# START OF DATA SUPPLIED

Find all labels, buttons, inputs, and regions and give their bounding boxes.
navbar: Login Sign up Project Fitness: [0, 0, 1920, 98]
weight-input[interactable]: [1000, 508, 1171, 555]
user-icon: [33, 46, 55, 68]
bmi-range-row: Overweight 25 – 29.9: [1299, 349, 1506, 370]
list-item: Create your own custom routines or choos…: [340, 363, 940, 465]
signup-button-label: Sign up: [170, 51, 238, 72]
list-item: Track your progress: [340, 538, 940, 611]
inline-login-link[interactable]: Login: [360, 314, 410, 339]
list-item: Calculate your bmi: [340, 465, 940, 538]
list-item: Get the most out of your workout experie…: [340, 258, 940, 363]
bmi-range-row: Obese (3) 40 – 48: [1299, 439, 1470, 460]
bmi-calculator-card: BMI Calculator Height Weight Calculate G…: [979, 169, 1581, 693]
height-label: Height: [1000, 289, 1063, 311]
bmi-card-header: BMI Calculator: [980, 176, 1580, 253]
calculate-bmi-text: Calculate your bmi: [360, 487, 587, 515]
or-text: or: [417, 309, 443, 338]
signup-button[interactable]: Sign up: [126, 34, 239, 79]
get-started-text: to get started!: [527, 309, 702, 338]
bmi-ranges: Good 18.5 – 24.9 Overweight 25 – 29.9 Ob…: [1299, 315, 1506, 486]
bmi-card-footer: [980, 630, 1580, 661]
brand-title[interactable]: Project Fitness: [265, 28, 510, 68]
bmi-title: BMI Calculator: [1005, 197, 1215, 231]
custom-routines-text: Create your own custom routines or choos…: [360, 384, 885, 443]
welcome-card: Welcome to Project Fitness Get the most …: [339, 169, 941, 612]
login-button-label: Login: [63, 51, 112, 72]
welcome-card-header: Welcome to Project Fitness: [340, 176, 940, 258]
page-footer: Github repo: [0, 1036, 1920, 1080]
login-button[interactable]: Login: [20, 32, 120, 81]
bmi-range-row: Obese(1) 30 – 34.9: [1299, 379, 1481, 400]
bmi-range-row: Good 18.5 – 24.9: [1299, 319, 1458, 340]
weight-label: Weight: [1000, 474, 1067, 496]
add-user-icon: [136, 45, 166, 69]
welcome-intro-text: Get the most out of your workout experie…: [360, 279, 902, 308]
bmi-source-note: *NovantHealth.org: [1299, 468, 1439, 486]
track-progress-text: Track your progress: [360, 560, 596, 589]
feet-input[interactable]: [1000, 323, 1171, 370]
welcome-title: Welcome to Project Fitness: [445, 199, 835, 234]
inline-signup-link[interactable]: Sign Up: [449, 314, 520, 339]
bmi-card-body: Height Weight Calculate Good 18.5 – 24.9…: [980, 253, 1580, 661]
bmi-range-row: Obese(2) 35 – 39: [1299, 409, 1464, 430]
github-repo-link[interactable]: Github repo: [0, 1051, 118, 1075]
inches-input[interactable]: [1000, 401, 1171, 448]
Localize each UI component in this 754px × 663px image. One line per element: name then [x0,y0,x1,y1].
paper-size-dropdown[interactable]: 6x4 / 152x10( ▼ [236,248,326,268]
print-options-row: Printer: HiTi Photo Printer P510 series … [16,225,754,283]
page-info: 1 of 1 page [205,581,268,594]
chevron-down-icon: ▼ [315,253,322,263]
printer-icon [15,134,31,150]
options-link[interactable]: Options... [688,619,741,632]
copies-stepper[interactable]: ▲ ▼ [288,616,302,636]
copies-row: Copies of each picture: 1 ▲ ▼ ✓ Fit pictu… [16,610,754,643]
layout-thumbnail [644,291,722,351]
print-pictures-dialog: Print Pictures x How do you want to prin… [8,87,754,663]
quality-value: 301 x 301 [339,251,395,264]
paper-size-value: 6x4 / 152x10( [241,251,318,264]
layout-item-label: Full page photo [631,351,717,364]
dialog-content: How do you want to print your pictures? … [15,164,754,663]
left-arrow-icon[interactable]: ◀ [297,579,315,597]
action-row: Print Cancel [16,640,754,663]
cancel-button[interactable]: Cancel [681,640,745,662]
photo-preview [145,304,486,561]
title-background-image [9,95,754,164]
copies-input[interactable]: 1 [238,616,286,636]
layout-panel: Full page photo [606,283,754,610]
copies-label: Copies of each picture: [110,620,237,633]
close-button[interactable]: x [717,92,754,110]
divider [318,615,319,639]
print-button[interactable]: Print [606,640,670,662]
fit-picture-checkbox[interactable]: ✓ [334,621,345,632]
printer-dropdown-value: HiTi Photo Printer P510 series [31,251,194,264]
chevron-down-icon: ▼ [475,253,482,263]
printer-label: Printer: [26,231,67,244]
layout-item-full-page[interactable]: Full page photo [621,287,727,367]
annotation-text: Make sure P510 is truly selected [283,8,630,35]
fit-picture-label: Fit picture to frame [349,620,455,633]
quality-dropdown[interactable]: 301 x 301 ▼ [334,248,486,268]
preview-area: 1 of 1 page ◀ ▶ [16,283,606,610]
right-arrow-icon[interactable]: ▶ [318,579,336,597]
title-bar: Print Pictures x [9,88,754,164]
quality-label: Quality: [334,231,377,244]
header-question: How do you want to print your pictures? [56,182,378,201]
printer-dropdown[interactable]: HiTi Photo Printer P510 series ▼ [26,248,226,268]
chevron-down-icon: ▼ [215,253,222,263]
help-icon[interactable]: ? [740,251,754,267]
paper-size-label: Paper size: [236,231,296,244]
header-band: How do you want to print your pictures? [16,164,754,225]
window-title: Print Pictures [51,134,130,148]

# END OF DATA SUPPLIED

PROBLEM — Rewrite as a numbered list, skipping blank lines, the lines from the start of the items up to and including the line with "list-item: Create your".

RESULT FOR THIS TASK —
1. Find all labels, buttons, inputs, and regions and give their bounding boxes.
2. navbar: Login Sign up Project Fitness: [0, 0, 1920, 98]
3. weight-input[interactable]: [1000, 508, 1171, 555]
4. user-icon: [33, 46, 55, 68]
5. bmi-range-row: Overweight 25 – 29.9: [1299, 349, 1506, 370]
6. list-item: Create your own custom routines or choos…: [340, 363, 940, 465]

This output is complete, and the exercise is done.